WHAT YOU ARE ASKED TO DO ▸ Filter the records below and copy every line containing the word "high".

EXERCISE MATERIAL ▸
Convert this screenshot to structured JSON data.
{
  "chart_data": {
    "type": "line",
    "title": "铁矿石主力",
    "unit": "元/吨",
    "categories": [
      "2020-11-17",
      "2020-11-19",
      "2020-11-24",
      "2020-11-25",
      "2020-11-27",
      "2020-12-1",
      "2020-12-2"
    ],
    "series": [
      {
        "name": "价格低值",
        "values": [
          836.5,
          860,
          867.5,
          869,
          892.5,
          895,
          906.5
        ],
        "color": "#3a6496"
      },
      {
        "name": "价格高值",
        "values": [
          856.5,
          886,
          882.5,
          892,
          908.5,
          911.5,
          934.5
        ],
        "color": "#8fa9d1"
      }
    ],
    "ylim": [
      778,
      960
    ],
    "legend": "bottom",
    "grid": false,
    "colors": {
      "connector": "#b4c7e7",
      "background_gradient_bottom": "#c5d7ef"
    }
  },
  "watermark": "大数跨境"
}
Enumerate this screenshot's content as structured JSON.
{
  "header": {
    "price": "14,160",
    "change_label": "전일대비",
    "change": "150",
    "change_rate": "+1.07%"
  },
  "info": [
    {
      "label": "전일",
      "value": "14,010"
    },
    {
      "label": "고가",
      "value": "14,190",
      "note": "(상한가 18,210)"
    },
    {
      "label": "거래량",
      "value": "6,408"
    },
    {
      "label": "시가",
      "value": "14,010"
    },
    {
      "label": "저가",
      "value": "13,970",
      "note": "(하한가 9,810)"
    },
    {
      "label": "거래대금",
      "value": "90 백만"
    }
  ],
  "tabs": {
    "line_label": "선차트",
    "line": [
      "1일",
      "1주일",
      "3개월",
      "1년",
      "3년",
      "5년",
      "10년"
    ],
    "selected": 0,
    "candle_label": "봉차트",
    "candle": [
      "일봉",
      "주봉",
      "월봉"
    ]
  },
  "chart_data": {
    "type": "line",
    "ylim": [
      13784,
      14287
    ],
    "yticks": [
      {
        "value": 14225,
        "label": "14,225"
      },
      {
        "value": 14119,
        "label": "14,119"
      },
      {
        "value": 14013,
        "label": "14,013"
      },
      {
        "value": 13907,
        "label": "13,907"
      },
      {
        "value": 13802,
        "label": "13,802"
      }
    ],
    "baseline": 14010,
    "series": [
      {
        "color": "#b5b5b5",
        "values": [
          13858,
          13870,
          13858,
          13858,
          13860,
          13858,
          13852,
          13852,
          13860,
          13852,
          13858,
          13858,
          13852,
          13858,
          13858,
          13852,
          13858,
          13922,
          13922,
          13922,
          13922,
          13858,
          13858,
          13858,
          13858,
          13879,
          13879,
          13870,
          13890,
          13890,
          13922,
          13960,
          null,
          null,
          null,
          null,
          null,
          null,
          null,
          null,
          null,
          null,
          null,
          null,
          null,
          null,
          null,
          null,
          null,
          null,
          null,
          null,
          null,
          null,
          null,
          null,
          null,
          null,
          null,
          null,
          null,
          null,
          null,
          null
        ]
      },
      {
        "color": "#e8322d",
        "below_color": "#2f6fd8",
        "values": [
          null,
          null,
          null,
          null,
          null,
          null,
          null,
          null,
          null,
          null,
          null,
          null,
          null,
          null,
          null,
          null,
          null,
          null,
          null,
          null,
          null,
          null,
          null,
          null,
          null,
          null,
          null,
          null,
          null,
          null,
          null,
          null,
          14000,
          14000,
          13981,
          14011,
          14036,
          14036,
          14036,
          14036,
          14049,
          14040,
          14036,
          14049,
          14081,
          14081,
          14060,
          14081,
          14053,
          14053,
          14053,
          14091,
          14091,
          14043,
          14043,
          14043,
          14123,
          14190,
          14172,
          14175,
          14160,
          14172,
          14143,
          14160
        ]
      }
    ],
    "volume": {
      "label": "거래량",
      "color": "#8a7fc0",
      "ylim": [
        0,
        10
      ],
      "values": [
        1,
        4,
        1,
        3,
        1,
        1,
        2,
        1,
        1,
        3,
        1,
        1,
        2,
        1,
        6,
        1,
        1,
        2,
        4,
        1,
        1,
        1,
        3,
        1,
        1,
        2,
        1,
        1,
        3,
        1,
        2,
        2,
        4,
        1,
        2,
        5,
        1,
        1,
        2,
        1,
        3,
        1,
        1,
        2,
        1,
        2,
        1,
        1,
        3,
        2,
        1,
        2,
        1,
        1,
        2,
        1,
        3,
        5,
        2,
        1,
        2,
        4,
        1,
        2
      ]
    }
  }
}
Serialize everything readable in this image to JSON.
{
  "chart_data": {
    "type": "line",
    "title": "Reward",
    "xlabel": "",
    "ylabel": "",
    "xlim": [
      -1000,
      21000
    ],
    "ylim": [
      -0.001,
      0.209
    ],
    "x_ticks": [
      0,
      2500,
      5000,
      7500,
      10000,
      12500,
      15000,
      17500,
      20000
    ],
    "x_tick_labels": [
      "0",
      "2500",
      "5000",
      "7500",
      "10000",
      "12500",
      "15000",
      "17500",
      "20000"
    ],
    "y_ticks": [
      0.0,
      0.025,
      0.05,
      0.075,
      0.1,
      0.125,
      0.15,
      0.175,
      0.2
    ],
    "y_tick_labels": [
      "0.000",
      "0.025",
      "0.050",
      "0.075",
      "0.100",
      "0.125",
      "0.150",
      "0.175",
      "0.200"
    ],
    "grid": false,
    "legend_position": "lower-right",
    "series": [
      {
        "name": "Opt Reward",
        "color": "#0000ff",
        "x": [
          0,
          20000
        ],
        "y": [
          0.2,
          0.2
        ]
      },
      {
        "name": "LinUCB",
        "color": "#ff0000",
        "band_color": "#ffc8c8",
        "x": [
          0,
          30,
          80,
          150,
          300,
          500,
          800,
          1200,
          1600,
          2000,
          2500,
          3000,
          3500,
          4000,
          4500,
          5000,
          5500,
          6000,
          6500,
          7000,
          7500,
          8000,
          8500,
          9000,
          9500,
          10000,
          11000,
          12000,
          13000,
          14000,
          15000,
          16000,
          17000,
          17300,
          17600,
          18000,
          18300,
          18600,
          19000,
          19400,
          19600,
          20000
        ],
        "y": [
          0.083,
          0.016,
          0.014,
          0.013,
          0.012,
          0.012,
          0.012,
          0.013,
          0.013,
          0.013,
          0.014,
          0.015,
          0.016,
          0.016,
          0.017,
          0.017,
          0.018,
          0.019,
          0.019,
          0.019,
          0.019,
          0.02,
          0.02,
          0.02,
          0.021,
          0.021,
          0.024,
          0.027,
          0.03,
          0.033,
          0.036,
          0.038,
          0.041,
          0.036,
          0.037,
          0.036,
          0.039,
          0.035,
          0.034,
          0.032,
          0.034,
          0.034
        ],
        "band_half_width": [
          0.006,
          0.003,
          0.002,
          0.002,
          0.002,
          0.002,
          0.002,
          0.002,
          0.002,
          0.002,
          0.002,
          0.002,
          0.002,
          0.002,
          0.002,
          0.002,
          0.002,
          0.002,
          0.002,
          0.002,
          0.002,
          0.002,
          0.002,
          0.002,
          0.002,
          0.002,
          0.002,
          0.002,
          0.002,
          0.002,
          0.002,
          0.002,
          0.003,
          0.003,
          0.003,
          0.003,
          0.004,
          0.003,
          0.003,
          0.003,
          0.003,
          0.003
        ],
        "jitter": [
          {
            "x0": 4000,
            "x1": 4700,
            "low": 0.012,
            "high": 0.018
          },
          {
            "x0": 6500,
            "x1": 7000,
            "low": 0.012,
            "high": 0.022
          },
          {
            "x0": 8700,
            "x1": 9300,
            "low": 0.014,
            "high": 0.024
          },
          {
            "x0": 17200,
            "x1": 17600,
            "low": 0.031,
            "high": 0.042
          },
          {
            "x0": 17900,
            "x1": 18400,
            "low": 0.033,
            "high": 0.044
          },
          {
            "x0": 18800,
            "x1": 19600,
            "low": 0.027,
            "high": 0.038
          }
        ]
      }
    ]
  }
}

EXERCISE RESPONSE ▸
            "high": 0.018
            "high": 0.022
            "high": 0.024
            "high": 0.042
            "high": 0.044
            "high": 0.038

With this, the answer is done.